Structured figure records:
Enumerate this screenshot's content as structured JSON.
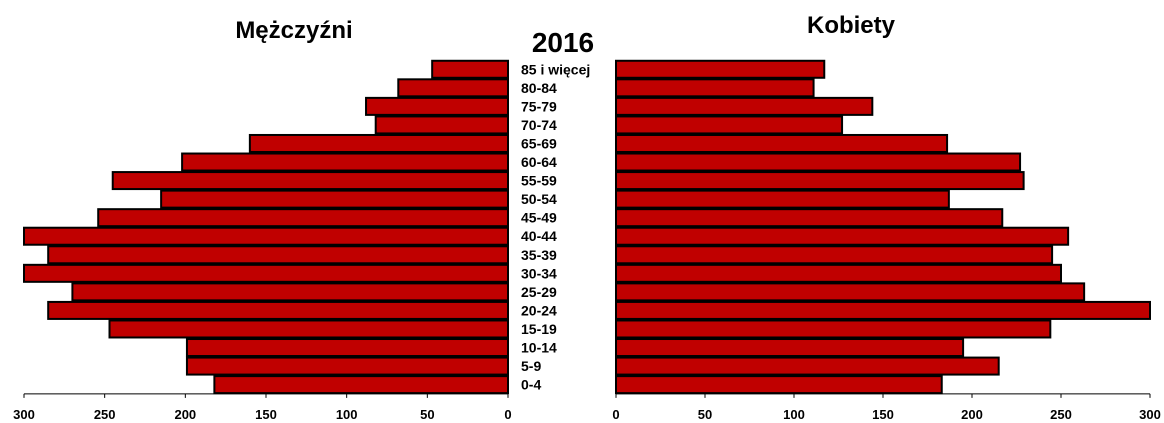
{
  "chart_data": {
    "type": "bar",
    "orientation": "horizontal",
    "title": "2016",
    "categories": [
      "0-4",
      "5-9",
      "10-14",
      "15-19",
      "20-24",
      "25-29",
      "30-34",
      "35-39",
      "40-44",
      "45-49",
      "50-54",
      "55-59",
      "60-64",
      "65-69",
      "70-74",
      "75-79",
      "80-84",
      "85 i więcej"
    ],
    "series": [
      {
        "name": "Mężczyźni",
        "values": [
          182,
          199,
          199,
          247,
          285,
          270,
          300,
          285,
          300,
          254,
          215,
          245,
          202,
          160,
          82,
          88,
          68,
          47
        ]
      },
      {
        "name": "Kobiety",
        "values": [
          183,
          215,
          195,
          244,
          301,
          263,
          250,
          245,
          254,
          217,
          187,
          229,
          227,
          186,
          127,
          144,
          111,
          117
        ]
      }
    ],
    "xlim": [
      0,
      300
    ],
    "xticks": [
      0,
      50,
      100,
      150,
      200,
      250,
      300
    ],
    "bar_color": "#c00000",
    "grid": false
  }
}
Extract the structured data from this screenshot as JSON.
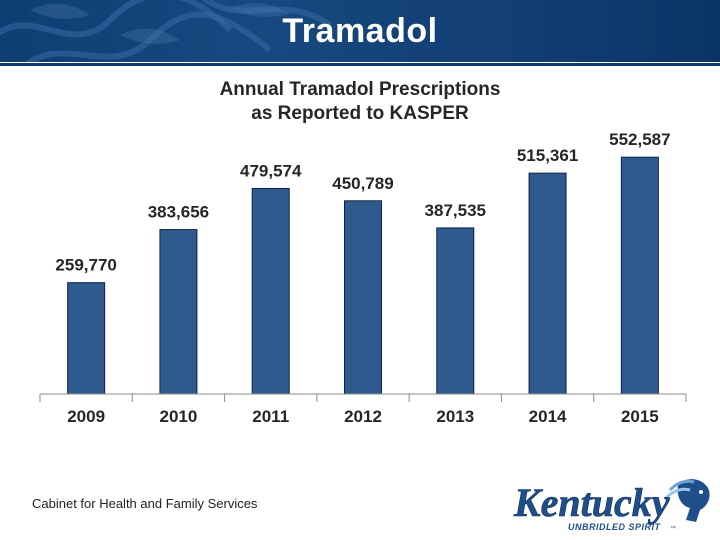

▶ Job: Say the number of lines in the listing that hold "JSON", with no added words.

▶ The answer: 2